YOUR TASK → List all lines in the material below that contain "habent".

=== DATA SUPPLIED ===

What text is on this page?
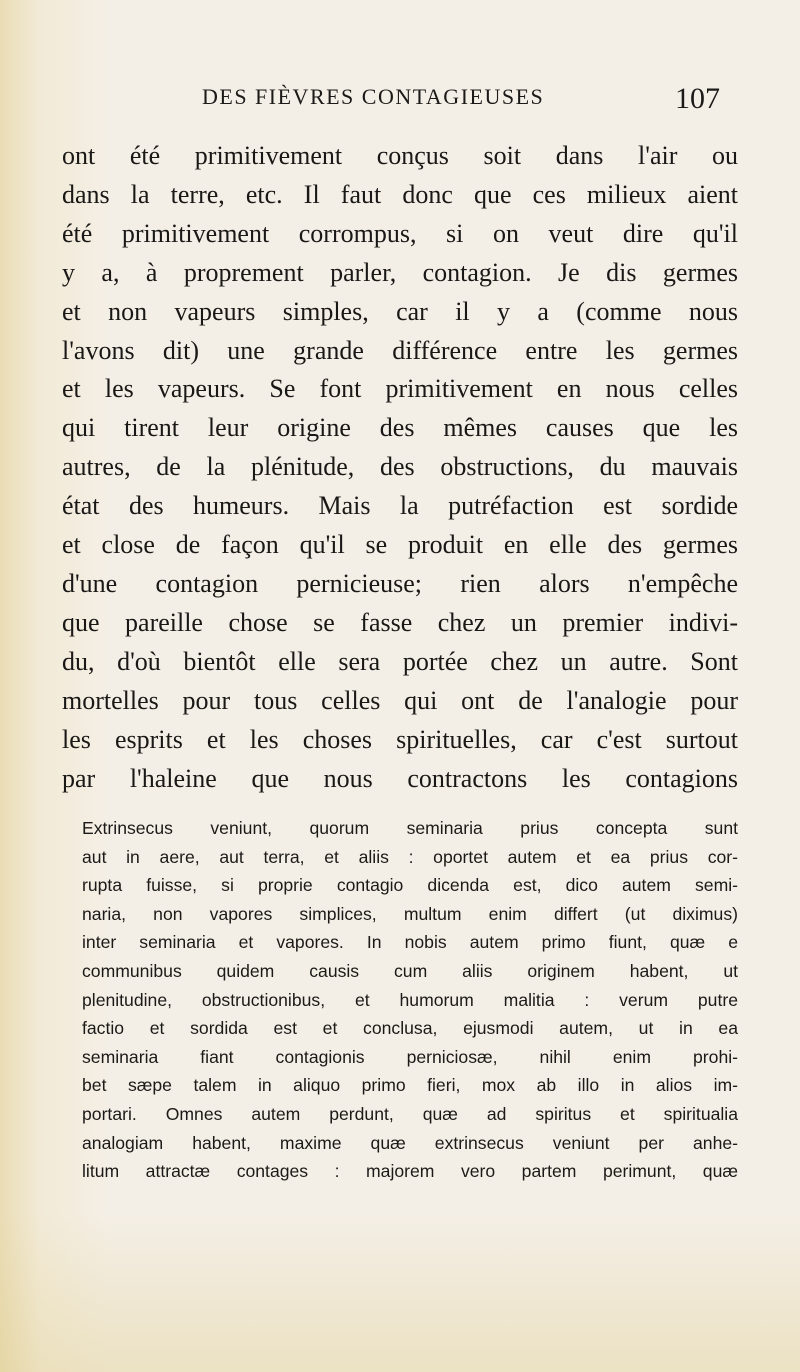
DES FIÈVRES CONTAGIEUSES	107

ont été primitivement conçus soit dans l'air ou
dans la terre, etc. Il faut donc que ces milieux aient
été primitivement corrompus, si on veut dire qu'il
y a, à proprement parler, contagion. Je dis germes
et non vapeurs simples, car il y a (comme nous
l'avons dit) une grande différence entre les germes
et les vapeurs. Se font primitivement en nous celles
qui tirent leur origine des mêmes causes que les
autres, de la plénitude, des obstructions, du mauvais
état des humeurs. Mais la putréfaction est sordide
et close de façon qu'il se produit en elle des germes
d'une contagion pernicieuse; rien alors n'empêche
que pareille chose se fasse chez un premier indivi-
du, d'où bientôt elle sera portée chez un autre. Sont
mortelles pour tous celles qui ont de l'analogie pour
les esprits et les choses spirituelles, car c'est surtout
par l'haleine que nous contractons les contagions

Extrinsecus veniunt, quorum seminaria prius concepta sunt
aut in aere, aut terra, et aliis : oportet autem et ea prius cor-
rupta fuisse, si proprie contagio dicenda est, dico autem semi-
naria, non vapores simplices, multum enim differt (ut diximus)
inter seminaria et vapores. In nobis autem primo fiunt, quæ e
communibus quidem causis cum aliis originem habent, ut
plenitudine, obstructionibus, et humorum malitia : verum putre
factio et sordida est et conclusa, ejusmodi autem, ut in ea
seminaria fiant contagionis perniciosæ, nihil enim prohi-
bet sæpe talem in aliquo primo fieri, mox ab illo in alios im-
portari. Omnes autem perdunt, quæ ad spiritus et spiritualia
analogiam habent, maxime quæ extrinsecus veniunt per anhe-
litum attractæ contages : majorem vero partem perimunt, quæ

===
=== DATA SUPPLIED ===

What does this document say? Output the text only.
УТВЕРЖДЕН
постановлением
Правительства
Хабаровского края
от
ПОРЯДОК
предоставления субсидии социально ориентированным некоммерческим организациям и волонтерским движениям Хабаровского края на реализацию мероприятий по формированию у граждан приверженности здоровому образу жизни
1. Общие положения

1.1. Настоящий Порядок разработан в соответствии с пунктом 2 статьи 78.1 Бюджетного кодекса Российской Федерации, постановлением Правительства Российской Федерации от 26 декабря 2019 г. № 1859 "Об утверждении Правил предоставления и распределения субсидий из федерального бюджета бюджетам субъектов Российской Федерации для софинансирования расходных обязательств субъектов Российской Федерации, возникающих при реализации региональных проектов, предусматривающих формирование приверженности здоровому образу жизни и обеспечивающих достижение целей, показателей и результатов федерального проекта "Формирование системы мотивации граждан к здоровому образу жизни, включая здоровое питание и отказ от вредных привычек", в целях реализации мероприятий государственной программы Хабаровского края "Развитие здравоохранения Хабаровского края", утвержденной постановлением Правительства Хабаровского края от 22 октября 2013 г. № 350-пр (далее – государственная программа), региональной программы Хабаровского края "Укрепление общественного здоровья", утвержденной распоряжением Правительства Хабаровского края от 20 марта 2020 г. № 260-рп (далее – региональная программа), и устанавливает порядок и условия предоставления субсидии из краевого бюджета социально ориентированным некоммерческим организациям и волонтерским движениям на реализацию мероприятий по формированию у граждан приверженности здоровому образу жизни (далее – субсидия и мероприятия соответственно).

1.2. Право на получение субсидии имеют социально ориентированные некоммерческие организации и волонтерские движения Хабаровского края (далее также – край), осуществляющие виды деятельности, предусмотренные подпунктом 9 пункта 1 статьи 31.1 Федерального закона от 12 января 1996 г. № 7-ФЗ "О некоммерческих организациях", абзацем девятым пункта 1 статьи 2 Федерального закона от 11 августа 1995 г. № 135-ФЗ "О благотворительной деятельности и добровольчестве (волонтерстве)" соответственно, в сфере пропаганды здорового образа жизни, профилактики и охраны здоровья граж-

===
=== DATA SUPPLIED ===

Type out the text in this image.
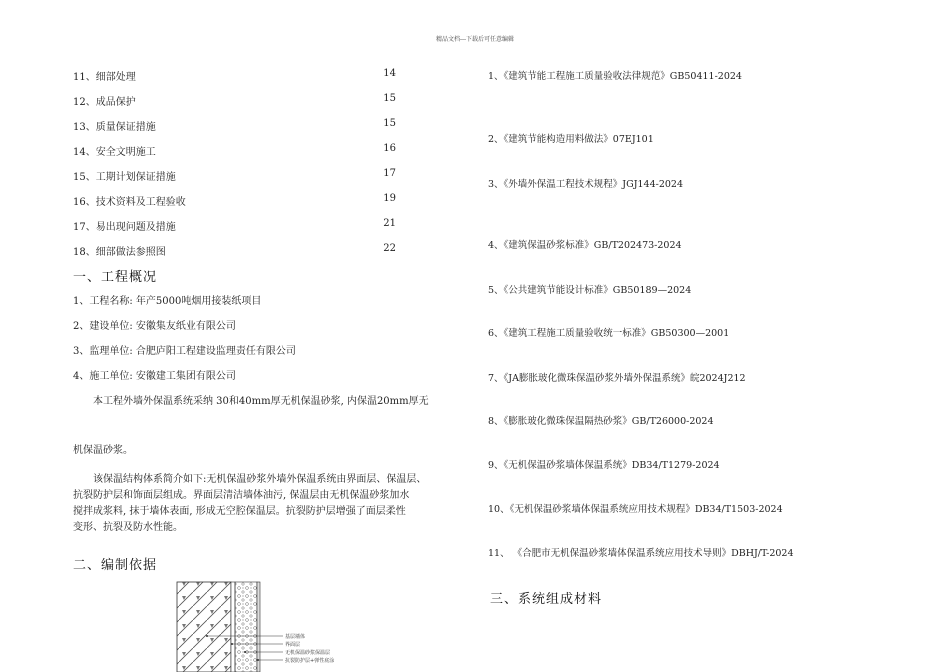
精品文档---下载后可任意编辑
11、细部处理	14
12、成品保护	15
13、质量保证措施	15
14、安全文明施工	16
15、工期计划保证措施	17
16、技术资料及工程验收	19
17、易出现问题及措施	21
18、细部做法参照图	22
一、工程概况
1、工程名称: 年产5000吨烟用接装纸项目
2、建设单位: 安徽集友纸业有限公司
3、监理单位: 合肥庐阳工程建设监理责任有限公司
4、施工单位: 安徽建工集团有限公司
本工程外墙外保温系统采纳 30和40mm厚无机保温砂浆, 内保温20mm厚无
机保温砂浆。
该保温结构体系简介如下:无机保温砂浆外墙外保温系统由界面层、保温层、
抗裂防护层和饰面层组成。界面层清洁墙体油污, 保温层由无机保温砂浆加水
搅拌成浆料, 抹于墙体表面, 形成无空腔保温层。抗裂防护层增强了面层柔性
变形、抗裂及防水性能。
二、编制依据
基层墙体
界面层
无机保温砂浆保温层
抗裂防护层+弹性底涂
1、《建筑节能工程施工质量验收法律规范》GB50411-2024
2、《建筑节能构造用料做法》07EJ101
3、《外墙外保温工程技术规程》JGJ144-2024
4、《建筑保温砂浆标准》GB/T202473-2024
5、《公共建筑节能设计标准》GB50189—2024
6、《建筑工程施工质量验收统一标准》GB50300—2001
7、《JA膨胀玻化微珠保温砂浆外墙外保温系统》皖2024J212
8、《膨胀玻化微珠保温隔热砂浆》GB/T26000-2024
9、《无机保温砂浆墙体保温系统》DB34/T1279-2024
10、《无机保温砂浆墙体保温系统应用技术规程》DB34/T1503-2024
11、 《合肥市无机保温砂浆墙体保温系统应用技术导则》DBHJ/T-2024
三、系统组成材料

===

RESULT OF THE TASK →
communibus quidem causis cum aliis originem habent, ut
analogiam habent, maxime quæ extrinsecus veniunt per anhe-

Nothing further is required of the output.